→ **Instructions to follow**
State only the number of lines that contain the string "Edmund".

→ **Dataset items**
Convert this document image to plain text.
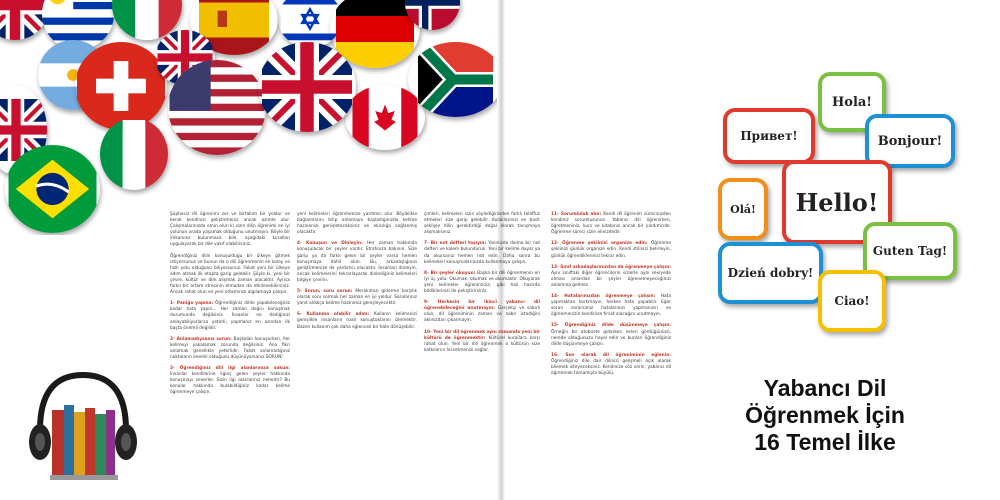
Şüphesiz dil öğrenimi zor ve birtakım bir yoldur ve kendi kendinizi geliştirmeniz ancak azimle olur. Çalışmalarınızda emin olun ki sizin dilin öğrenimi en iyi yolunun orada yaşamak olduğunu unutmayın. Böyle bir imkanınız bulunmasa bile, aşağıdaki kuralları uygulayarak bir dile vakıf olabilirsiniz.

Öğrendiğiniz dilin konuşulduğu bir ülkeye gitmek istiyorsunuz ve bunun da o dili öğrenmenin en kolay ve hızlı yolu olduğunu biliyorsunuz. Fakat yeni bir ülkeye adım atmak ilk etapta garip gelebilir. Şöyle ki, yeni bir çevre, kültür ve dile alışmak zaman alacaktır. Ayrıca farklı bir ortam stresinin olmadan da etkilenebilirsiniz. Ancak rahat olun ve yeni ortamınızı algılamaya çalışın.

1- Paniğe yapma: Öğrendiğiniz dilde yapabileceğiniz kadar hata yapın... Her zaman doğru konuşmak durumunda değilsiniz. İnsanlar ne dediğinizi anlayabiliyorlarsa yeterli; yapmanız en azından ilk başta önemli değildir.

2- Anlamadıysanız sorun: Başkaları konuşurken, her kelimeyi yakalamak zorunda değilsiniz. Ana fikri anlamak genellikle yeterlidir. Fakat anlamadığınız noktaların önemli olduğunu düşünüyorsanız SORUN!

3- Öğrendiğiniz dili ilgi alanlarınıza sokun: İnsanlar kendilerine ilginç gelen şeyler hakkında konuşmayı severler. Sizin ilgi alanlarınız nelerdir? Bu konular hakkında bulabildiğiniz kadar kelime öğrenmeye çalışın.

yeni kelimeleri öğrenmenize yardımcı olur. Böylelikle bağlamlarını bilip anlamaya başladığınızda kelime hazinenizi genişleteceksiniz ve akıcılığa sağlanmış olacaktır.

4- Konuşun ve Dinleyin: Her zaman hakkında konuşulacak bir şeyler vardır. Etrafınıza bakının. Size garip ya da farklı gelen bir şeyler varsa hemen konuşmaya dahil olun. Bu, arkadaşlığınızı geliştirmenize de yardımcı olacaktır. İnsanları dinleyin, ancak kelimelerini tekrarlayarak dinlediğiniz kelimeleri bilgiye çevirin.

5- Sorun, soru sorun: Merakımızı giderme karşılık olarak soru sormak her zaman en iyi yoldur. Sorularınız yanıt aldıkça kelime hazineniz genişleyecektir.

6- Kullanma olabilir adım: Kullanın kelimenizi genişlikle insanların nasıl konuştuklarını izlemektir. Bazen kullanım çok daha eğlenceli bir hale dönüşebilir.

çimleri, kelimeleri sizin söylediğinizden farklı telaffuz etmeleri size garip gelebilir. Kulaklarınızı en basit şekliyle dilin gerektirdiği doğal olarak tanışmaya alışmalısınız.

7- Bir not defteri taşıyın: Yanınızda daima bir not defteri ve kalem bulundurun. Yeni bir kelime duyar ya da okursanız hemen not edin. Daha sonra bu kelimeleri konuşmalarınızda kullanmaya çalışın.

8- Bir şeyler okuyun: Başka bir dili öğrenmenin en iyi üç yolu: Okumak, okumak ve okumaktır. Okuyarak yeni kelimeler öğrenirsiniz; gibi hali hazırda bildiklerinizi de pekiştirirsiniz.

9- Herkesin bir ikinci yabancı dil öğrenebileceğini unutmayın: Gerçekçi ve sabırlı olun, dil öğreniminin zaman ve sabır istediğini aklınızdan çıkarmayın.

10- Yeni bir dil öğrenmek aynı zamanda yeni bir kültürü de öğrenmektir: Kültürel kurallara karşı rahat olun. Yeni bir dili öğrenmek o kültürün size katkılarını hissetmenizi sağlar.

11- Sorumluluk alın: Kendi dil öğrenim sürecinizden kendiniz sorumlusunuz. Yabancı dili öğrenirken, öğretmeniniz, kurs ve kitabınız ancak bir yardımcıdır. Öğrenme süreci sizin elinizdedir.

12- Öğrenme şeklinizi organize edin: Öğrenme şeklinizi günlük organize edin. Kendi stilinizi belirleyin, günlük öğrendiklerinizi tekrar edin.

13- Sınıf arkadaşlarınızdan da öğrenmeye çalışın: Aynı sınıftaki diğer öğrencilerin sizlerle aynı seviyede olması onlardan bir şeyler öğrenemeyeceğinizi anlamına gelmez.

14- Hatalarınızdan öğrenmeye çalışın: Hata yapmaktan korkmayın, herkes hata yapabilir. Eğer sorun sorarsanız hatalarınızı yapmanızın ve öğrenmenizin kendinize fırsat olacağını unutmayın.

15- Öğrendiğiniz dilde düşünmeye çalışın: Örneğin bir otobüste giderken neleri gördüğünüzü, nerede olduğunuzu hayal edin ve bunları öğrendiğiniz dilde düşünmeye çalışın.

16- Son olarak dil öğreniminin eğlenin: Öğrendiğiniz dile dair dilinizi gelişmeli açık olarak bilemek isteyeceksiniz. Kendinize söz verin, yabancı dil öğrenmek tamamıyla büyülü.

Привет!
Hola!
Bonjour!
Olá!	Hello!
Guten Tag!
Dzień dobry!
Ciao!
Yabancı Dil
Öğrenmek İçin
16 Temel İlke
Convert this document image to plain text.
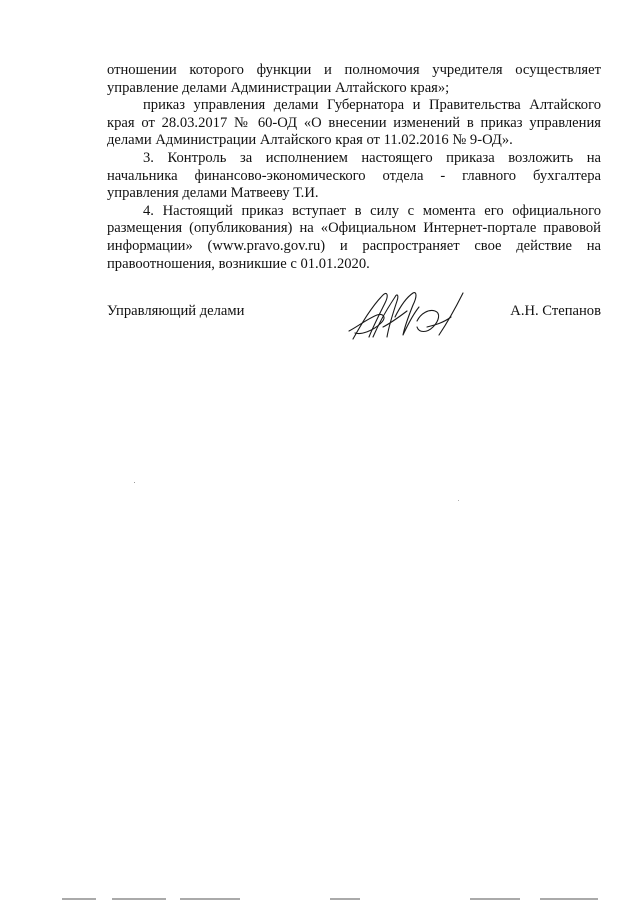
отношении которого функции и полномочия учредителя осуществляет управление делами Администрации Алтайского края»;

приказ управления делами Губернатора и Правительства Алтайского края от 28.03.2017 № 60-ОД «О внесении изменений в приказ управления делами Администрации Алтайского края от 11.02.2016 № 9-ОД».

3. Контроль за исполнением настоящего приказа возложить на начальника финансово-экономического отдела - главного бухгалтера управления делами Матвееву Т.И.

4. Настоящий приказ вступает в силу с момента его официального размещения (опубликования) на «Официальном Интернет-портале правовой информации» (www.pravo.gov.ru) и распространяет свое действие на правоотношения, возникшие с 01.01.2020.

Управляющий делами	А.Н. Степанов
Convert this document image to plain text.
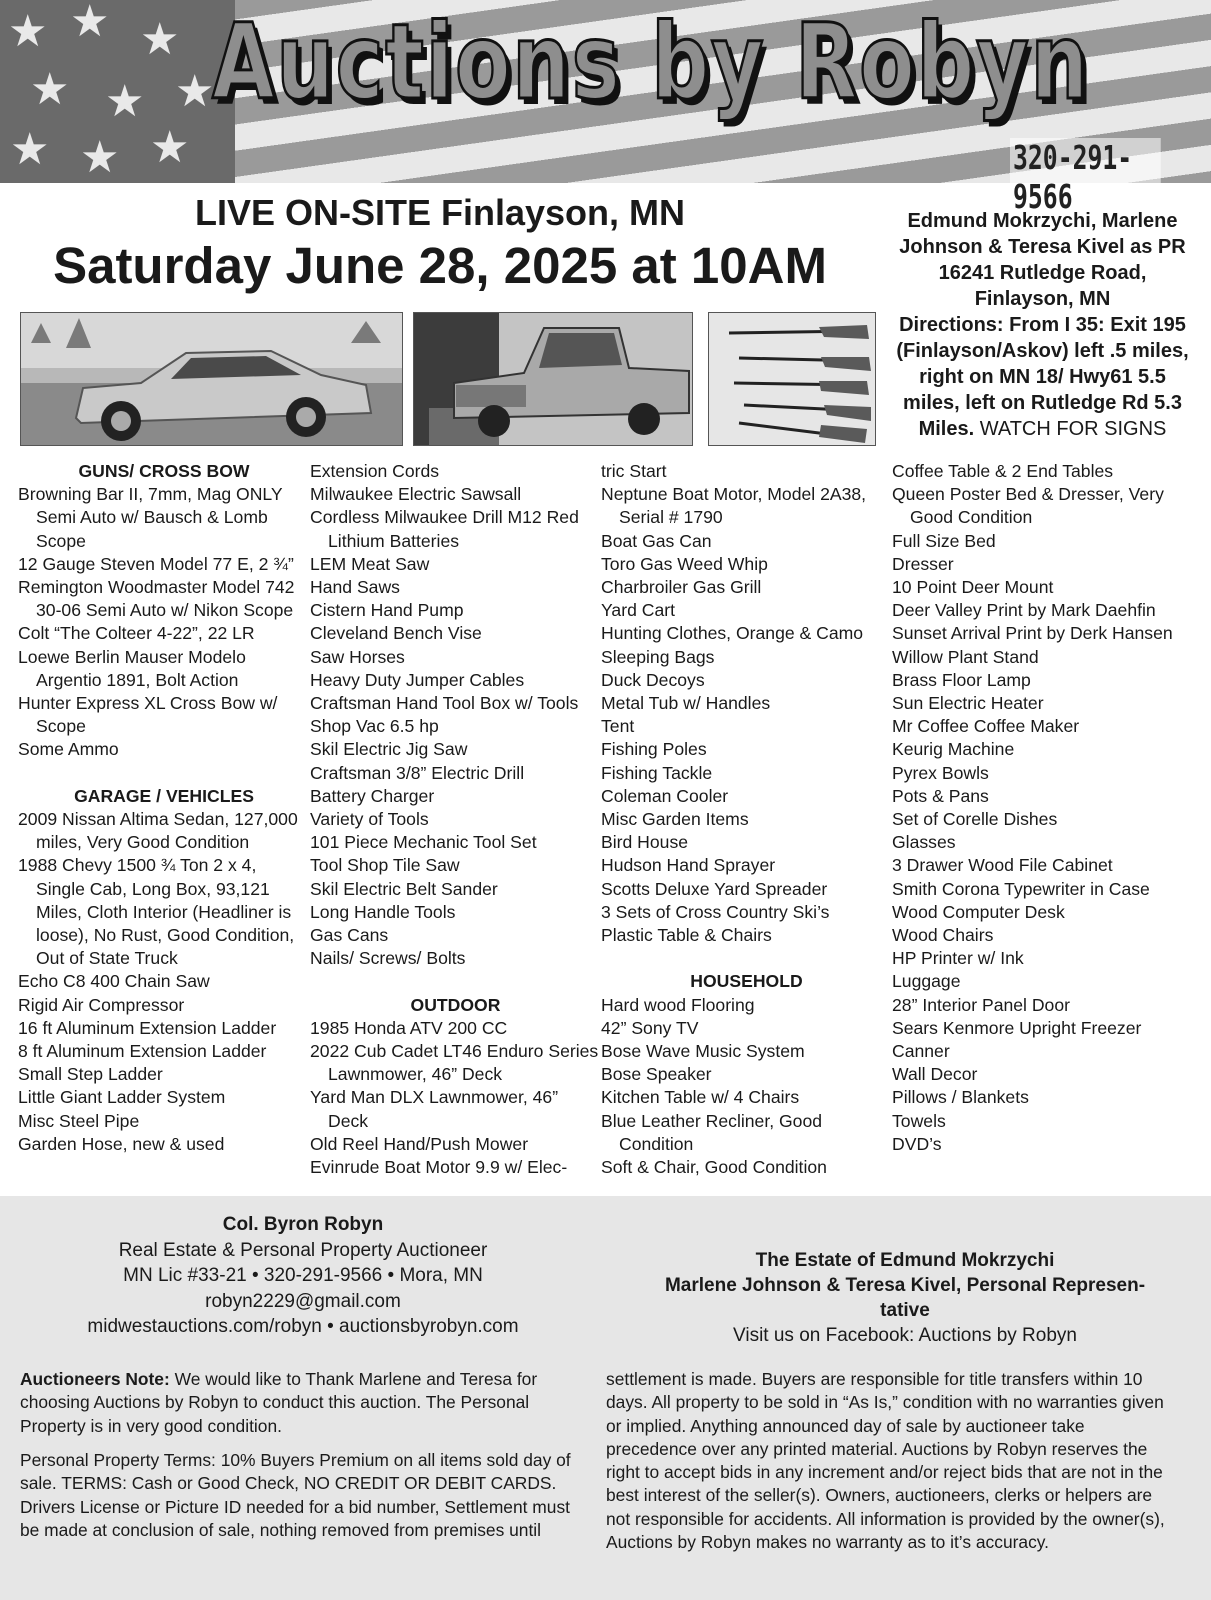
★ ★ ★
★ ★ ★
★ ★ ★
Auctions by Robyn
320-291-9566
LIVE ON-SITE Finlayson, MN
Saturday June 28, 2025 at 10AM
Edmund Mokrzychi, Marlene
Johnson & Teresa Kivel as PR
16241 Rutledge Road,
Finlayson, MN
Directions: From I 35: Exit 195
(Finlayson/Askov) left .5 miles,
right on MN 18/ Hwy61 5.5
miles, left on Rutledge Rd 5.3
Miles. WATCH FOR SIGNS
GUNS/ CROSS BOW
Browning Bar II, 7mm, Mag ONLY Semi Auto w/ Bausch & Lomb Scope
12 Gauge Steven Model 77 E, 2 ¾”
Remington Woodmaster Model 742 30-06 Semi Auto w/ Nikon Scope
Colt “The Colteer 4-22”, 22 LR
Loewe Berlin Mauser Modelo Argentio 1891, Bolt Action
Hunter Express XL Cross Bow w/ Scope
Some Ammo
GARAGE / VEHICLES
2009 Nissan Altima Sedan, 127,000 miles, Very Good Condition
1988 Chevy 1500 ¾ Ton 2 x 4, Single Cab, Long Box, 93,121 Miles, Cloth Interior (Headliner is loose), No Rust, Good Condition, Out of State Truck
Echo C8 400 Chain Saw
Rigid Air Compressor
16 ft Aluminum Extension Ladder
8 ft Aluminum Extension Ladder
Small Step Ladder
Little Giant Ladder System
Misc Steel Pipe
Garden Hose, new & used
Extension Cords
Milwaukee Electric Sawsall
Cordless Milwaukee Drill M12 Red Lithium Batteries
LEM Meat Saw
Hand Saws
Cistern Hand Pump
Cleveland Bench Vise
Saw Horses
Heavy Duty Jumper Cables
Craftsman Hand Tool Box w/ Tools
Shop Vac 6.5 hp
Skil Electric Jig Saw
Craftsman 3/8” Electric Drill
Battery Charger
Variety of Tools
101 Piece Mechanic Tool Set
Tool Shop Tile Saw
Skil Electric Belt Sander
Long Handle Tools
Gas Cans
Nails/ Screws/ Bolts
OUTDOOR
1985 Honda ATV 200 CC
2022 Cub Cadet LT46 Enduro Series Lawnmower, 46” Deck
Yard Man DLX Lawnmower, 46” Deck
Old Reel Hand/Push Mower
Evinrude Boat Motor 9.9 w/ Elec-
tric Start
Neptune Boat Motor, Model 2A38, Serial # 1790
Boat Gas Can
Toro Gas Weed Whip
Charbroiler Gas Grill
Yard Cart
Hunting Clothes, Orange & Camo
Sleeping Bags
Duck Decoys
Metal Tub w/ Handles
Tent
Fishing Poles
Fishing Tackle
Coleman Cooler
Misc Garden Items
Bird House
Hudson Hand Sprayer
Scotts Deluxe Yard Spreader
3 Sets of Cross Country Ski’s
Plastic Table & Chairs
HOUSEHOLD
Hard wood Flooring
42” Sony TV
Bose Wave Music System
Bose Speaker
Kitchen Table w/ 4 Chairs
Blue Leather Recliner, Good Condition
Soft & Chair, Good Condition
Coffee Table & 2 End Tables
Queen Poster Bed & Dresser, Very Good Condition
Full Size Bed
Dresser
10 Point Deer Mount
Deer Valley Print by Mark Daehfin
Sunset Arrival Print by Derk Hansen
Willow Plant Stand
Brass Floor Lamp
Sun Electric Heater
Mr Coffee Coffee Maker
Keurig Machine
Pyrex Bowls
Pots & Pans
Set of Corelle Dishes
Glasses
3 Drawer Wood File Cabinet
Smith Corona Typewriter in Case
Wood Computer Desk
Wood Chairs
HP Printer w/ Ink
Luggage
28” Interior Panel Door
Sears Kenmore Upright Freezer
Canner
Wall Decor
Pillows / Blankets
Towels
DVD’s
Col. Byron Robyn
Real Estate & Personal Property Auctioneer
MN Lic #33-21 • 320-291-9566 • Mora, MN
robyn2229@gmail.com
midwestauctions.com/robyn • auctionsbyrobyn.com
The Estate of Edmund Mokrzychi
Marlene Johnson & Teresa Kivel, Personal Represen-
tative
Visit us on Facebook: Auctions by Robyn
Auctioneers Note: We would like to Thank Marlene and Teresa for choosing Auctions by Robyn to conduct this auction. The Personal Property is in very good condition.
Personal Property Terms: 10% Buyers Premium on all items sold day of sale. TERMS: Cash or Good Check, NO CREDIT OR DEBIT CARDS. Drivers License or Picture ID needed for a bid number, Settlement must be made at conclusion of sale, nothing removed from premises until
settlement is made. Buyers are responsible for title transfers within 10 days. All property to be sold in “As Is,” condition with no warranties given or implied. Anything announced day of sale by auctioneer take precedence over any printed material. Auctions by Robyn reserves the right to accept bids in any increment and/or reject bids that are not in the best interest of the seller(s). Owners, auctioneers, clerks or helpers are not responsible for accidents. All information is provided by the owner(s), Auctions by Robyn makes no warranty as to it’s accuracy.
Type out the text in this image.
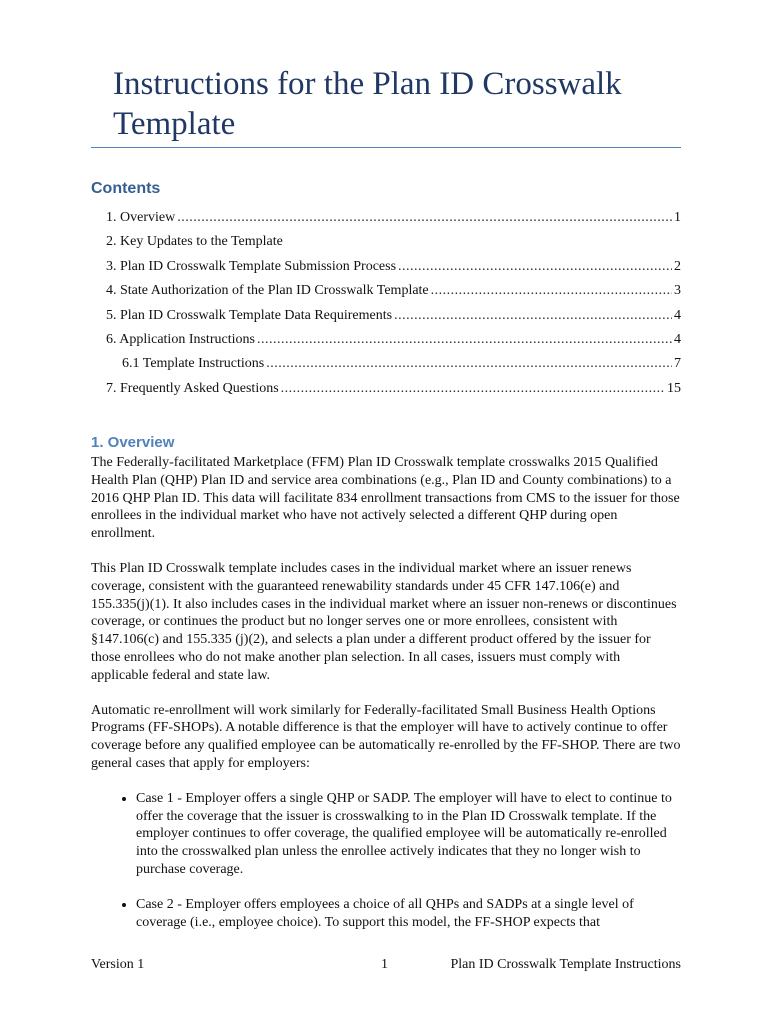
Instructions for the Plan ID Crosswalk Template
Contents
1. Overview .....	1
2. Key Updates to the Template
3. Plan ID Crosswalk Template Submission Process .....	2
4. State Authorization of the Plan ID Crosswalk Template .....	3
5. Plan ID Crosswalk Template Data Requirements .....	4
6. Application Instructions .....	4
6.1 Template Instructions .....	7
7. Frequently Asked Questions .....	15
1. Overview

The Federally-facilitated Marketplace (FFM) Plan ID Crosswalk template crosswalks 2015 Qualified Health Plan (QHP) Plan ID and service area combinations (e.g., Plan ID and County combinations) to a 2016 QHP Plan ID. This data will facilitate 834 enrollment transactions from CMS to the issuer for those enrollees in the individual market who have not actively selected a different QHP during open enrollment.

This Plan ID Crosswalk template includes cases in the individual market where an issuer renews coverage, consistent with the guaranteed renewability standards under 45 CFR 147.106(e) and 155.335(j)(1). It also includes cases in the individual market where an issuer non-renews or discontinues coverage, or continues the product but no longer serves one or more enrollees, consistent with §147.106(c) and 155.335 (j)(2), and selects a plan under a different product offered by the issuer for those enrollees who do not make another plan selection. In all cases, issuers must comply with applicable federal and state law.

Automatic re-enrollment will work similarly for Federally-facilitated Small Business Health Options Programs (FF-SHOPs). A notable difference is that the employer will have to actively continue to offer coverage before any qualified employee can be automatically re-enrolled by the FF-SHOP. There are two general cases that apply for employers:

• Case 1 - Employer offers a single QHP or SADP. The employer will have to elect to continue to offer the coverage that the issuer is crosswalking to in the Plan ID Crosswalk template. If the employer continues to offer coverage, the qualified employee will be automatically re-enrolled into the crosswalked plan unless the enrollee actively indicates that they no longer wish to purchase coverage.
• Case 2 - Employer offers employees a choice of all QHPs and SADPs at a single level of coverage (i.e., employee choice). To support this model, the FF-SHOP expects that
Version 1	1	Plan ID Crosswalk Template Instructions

→ **Finished task**
2